Figure data in JSON >>
____________________
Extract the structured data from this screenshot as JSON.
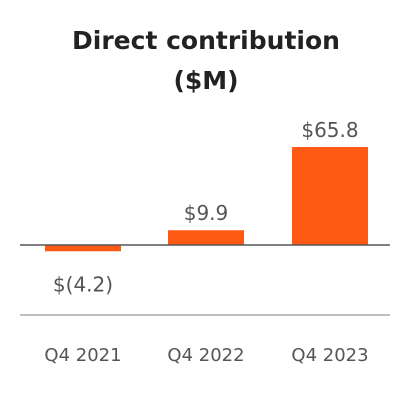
{
  "chart_data": {
    "type": "bar",
    "title": "Direct contribution",
    "subtitle": "($M)",
    "categories": [
      "Q4 2021",
      "Q4 2022",
      "Q4 2023"
    ],
    "values": [
      -4.2,
      9.9,
      65.8
    ],
    "value_labels": [
      "$(4.2)",
      "$9.9",
      "$65.8"
    ],
    "xlabel": "",
    "ylabel": "",
    "bar_color": "#FF5A14",
    "axis_color": "#555555",
    "grid": false,
    "legend": "none"
  }
}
____________________
Task statement >> Repeat the lines above exactly, and keep every picture out.

Answer >>
Extract the structured data from this screenshot as JSON.
{
  "chart_data": {
    "type": "bar",
    "title": "Direct contribution",
    "subtitle": "($M)",
    "categories": [
      "Q4 2021",
      "Q4 2022",
      "Q4 2023"
    ],
    "values": [
      -4.2,
      9.9,
      65.8
    ],
    "value_labels": [
      "$(4.2)",
      "$9.9",
      "$65.8"
    ],
    "xlabel": "",
    "ylabel": "",
    "bar_color": "#FF5A14",
    "axis_color": "#555555",
    "grid": false,
    "legend": "none"
  }
}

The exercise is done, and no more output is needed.